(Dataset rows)

## begin

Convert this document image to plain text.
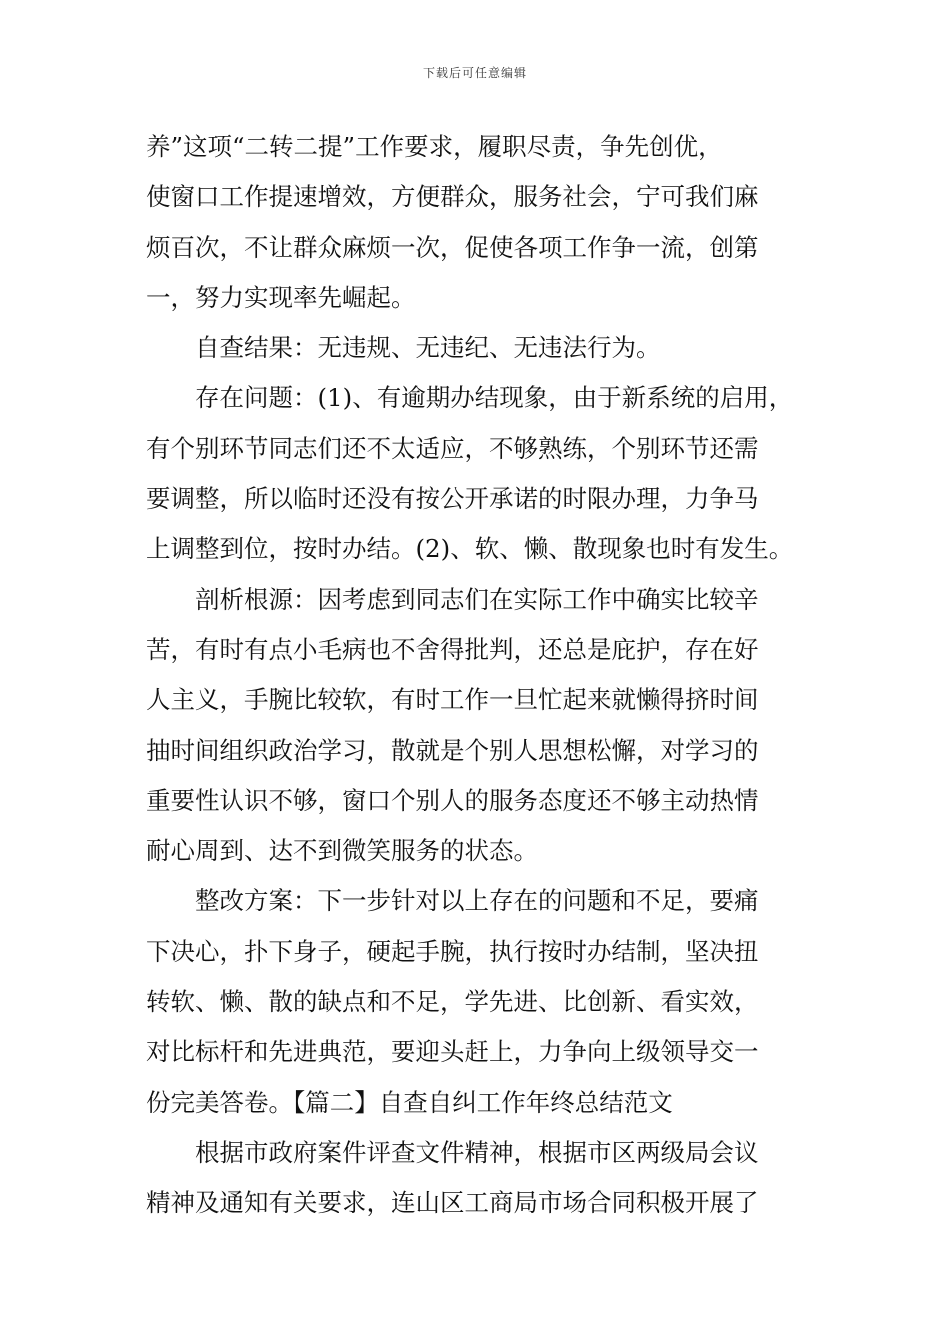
下载后可任意编辑
养”这项“二转二提”工作要求，履职尽责，争先创优，
使窗口工作提速增效，方便群众，服务社会，宁可我们麻
烦百次，不让群众麻烦一次，促使各项工作争一流，创第
一，努力实现率先崛起。
自查结果：无违规、无违纪、无违法行为。
存在问题：(1)、有逾期办结现象，由于新系统的启用，
有个别环节同志们还不太适应，不够熟练，个别环节还需
要调整，所以临时还没有按公开承诺的时限办理，力争马
上调整到位，按时办结。(2)、软、懒、散现象也时有发生。
剖析根源：因考虑到同志们在实际工作中确实比较辛
苦，有时有点小毛病也不舍得批判，还总是庇护，存在好
人主义，手腕比较软，有时工作一旦忙起来就懒得挤时间
抽时间组织政治学习，散就是个别人思想松懈，对学习的
重要性认识不够，窗口个别人的服务态度还不够主动热情
耐心周到、达不到微笑服务的状态。
整改方案：下一步针对以上存在的问题和不足，要痛
下决心，扑下身子，硬起手腕，执行按时办结制，坚决扭
转软、懒、散的缺点和不足，学先进、比创新、看实效，
对比标杆和先进典范，要迎头赶上，力争向上级领导交一
份完美答卷。【篇二】自查自纠工作年终总结范文
根据市政府案件评查文件精神，根据市区两级局会议
精神及通知有关要求，连山区工商局市场合同积极开展了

## end

▶ [Instruction] Restate each entry word for word, please, but drop any images it holds.

▶ [Full answer]
Convert this document image to plain text.
下载后可任意编辑
养”这项“二转二提”工作要求，履职尽责，争先创优，
使窗口工作提速增效，方便群众，服务社会，宁可我们麻
烦百次，不让群众麻烦一次，促使各项工作争一流，创第
一，努力实现率先崛起。
自查结果：无违规、无违纪、无违法行为。
存在问题：(1)、有逾期办结现象，由于新系统的启用，
有个别环节同志们还不太适应，不够熟练，个别环节还需
要调整，所以临时还没有按公开承诺的时限办理，力争马
上调整到位，按时办结。(2)、软、懒、散现象也时有发生。
剖析根源：因考虑到同志们在实际工作中确实比较辛
苦，有时有点小毛病也不舍得批判，还总是庇护，存在好
人主义，手腕比较软，有时工作一旦忙起来就懒得挤时间
抽时间组织政治学习，散就是个别人思想松懈，对学习的
重要性认识不够，窗口个别人的服务态度还不够主动热情
耐心周到、达不到微笑服务的状态。
整改方案：下一步针对以上存在的问题和不足，要痛
下决心，扑下身子，硬起手腕，执行按时办结制，坚决扭
转软、懒、散的缺点和不足，学先进、比创新、看实效，
对比标杆和先进典范，要迎头赶上，力争向上级领导交一
份完美答卷。【篇二】自查自纠工作年终总结范文
根据市政府案件评查文件精神，根据市区两级局会议
精神及通知有关要求，连山区工商局市场合同积极开展了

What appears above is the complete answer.